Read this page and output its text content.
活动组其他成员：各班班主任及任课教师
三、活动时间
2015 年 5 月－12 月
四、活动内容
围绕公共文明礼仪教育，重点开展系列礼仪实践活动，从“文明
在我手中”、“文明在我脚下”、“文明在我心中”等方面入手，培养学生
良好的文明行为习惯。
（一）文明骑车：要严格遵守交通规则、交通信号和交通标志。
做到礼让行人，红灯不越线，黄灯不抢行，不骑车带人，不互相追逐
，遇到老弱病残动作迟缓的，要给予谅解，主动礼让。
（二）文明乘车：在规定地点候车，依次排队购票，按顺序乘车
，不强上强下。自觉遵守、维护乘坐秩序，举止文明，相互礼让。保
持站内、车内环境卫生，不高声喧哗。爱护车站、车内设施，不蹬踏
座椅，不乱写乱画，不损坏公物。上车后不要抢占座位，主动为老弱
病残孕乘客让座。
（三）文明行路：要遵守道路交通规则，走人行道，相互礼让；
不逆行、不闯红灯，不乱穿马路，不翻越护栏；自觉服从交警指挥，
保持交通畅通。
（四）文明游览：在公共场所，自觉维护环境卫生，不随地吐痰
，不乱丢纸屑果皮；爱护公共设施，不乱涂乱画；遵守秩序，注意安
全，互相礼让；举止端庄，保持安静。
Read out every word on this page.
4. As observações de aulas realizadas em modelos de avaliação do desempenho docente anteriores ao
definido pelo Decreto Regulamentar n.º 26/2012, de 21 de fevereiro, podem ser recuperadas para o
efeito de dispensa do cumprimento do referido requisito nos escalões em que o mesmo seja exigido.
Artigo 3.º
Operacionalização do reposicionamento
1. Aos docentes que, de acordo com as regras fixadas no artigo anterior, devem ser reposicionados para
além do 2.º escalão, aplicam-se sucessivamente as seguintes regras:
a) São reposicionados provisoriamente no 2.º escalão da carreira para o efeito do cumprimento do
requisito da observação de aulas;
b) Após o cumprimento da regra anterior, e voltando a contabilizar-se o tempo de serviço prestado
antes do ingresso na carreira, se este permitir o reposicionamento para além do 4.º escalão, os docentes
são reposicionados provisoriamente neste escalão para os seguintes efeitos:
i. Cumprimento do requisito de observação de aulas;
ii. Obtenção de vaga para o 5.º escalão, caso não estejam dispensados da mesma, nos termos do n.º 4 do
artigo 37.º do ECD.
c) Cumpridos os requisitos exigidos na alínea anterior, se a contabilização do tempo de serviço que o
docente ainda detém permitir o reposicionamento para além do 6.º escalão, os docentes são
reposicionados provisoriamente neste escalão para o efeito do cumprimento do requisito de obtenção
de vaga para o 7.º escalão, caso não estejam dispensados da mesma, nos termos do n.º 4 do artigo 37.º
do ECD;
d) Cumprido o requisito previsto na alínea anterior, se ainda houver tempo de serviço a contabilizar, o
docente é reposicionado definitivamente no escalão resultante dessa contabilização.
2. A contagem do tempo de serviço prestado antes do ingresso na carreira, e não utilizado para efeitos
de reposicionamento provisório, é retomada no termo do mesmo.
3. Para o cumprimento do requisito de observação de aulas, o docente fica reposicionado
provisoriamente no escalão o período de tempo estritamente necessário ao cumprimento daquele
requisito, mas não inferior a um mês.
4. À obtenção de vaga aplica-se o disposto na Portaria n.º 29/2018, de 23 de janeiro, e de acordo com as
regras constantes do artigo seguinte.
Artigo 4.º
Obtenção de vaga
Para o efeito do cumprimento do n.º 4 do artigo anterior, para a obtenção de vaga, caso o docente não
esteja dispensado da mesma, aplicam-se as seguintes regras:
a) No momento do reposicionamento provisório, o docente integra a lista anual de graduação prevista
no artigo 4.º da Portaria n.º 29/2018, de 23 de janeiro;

+ + + + + + +

_Required work_. Only lines with the word "seguintes" should be collected from the material.

_Response_.
além do 2.º escalão, aplicam-se sucessivamente as seguintes regras:
são reposicionados provisoriamente neste escalão para os seguintes efeitos:
esteja dispensado da mesma, aplicam-se as seguintes regras:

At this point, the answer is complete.